> What you need to do: Show every line of the records below that contains the word "шестой".

(Records contained in a dataset)
[BEGIN]
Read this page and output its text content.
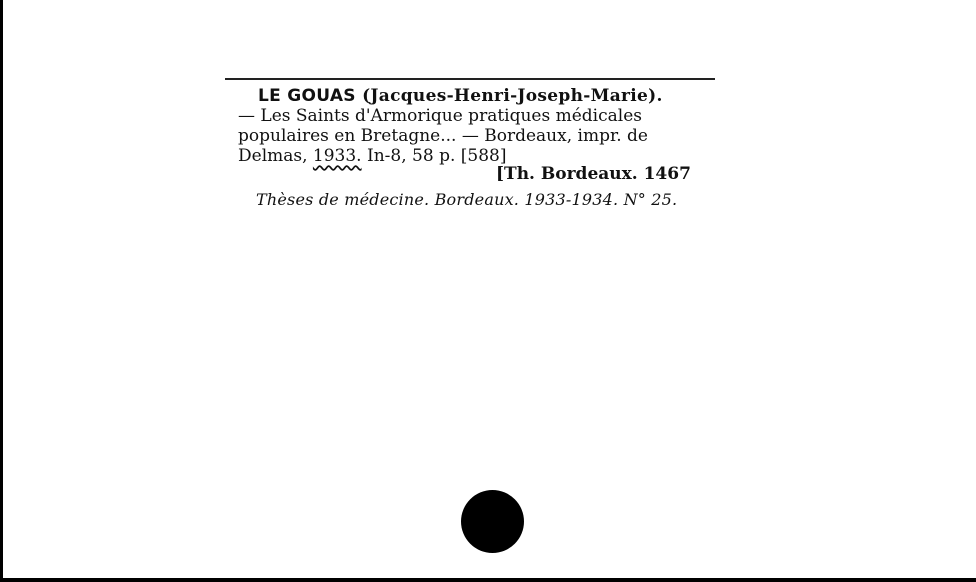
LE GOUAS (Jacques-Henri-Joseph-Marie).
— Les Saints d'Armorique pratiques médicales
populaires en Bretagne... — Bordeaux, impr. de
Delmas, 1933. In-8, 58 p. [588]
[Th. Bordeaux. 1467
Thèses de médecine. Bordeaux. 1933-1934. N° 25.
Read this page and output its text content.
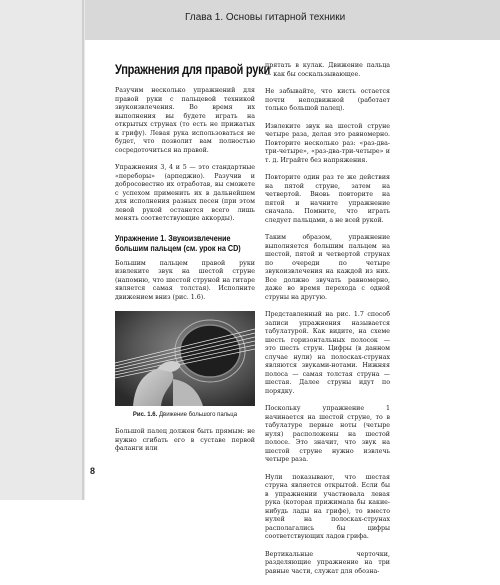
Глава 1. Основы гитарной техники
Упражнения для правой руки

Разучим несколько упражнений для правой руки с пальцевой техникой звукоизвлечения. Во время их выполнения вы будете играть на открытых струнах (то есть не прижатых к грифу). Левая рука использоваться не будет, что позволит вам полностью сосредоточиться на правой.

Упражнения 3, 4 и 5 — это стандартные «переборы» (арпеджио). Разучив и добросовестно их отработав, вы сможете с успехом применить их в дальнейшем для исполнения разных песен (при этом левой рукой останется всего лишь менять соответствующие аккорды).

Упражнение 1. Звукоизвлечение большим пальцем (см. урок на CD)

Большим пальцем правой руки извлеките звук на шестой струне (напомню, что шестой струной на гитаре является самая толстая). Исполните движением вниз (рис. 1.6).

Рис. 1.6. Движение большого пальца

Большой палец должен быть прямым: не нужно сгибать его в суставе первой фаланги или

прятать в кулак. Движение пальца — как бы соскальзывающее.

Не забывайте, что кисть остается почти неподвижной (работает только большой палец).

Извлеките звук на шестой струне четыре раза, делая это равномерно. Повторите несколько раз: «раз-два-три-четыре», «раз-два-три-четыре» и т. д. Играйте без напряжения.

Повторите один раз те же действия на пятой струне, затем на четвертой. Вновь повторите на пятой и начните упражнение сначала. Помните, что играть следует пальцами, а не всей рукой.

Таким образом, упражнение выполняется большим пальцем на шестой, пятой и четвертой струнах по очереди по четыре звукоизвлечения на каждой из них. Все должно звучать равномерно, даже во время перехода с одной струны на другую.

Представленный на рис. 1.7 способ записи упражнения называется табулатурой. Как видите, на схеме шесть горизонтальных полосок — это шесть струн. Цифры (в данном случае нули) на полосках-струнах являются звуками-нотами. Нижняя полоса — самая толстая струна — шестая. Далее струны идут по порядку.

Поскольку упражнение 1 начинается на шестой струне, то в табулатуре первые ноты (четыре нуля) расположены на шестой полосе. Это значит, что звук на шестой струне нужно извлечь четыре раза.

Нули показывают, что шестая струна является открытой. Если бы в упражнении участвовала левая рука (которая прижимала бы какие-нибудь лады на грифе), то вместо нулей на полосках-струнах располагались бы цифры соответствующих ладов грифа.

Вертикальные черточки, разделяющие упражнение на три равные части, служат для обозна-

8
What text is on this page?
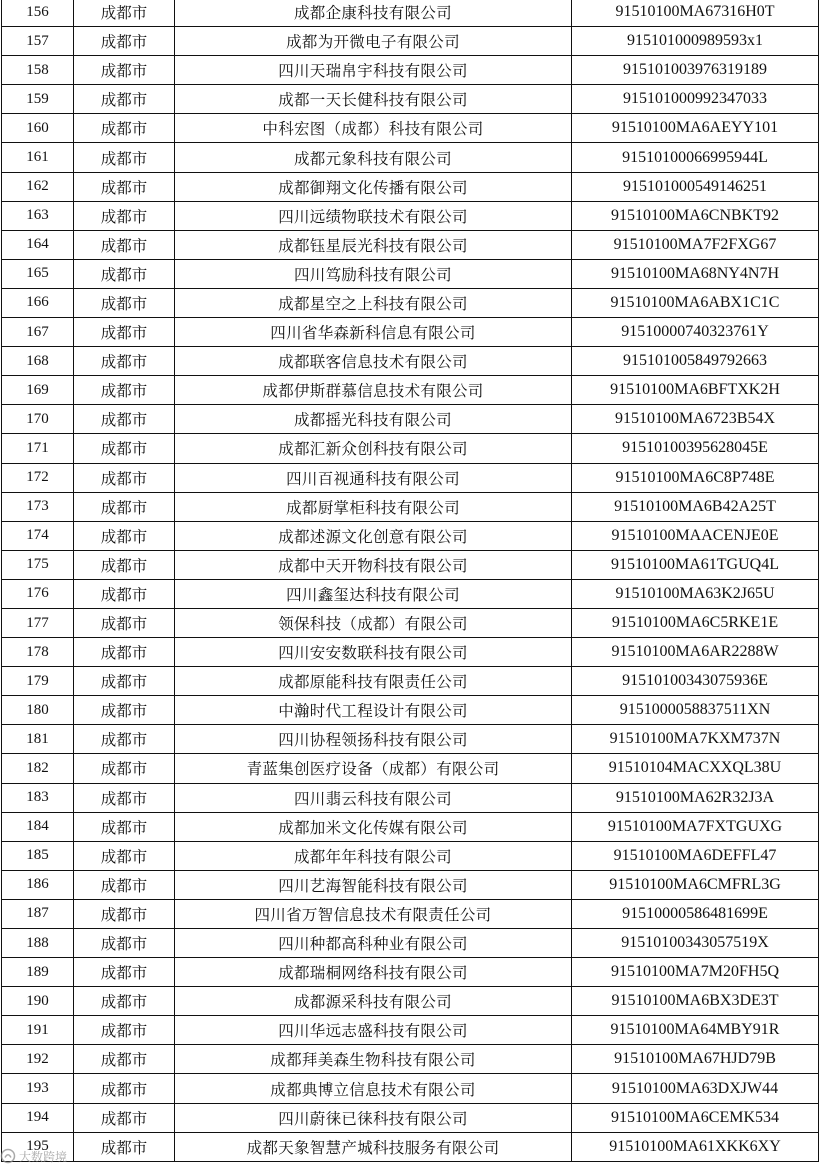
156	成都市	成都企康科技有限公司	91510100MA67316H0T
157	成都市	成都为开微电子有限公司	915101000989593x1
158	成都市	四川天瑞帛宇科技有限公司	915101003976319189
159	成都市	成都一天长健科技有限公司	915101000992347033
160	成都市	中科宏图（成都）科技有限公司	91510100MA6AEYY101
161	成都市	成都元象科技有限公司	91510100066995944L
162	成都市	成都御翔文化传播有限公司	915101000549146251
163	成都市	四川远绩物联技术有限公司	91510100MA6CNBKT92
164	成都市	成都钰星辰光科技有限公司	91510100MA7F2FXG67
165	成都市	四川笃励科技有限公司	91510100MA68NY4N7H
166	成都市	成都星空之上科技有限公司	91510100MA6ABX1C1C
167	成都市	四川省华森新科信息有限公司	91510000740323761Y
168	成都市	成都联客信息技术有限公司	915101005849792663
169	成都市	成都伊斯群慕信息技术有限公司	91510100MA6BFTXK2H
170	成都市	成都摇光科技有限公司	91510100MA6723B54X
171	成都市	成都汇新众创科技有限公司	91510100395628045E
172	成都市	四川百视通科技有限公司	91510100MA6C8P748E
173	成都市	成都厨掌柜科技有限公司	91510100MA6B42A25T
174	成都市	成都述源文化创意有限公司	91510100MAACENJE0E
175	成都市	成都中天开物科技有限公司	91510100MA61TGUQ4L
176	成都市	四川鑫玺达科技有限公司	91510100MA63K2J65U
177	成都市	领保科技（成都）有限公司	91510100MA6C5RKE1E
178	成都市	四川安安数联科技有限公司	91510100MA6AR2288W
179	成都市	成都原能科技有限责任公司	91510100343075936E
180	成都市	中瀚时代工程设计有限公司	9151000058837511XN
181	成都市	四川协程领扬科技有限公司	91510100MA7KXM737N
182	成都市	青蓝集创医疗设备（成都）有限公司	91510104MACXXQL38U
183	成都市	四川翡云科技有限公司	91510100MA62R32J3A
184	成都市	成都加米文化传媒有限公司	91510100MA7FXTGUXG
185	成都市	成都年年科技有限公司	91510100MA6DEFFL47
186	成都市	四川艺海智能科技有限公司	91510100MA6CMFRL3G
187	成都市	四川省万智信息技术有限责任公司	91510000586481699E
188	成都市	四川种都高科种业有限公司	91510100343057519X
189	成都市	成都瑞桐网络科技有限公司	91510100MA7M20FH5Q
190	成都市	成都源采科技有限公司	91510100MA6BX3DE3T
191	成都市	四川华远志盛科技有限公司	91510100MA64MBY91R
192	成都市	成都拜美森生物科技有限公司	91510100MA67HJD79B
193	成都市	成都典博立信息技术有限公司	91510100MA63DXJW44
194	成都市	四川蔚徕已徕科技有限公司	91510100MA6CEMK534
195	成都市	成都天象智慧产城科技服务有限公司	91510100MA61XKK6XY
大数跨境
[END]
> Task output:
Большим пальцем правой руки извлеките звук на шестой струне (напомню, что шестой струной на гитаре является самая толстая). Исполните движением вниз (рис. 1.6).
Извлеките звук на шестой струне четыре раза, делая это равномерно. Повторите несколько раз: «раз-два-три-четыре», «раз-два-три-четыре» и т. д. Играйте без напряжения.
Таким образом, упражнение выполняется большим пальцем на шестой, пятой и четвертой струнах по очереди по четыре звукоизвлечения на каждой из них. Все должно звучать равномерно, даже во время перехода с одной струны на другую.
Поскольку упражнение 1 начинается на шестой струне, то в табулатуре первые ноты (четыре нуля) расположены на шестой полосе. Это значит, что звук на шестой струне нужно извлечь четыре раза.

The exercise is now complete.